#### Task instructions:
Quote all entries in full, exactly.

#### Provided records:
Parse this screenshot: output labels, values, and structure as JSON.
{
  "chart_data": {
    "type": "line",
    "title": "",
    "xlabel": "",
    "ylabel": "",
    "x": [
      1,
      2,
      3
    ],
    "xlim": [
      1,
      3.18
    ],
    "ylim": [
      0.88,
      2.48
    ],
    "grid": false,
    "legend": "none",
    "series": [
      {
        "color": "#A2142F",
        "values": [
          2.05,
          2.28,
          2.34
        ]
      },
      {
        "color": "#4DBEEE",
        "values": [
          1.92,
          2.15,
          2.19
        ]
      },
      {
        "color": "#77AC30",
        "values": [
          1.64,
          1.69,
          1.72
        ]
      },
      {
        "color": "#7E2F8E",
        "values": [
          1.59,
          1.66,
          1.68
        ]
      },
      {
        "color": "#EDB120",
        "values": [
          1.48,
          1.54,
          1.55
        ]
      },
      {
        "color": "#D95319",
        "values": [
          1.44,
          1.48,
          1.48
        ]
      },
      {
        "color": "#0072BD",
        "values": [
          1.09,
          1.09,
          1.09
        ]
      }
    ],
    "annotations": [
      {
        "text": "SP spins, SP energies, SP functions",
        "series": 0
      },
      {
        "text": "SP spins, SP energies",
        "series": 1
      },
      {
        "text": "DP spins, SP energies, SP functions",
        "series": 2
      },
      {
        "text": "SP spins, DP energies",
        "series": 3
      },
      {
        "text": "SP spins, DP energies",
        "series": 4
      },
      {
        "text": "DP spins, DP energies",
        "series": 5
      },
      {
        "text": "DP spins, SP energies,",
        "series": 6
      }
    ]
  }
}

#### Answer in full:
Parse this screenshot: output labels, values, and structure as JSON.
{
  "chart_data": {
    "type": "line",
    "title": "",
    "xlabel": "",
    "ylabel": "",
    "x": [
      1,
      2,
      3
    ],
    "xlim": [
      1,
      3.18
    ],
    "ylim": [
      0.88,
      2.48
    ],
    "grid": false,
    "legend": "none",
    "series": [
      {
        "color": "#A2142F",
        "values": [
          2.05,
          2.28,
          2.34
        ]
      },
      {
        "color": "#4DBEEE",
        "values": [
          1.92,
          2.15,
          2.19
        ]
      },
      {
        "color": "#77AC30",
        "values": [
          1.64,
          1.69,
          1.72
        ]
      },
      {
        "color": "#7E2F8E",
        "values": [
          1.59,
          1.66,
          1.68
        ]
      },
      {
        "color": "#EDB120",
        "values": [
          1.48,
          1.54,
          1.55
        ]
      },
      {
        "color": "#D95319",
        "values": [
          1.44,
          1.48,
          1.48
        ]
      },
      {
        "color": "#0072BD",
        "values": [
          1.09,
          1.09,
          1.09
        ]
      }
    ],
    "annotations": [
      {
        "text": "SP spins, SP energies, SP functions",
        "series": 0
      },
      {
        "text": "SP spins, SP energies",
        "series": 1
      },
      {
        "text": "DP spins, SP energies, SP functions",
        "series": 2
      },
      {
        "text": "SP spins, DP energies",
        "series": 3
      },
      {
        "text": "SP spins, DP energies",
        "series": 4
      },
      {
        "text": "DP spins, DP energies",
        "series": 5
      },
      {
        "text": "DP spins, SP energies,",
        "series": 6
      }
    ]
  }
}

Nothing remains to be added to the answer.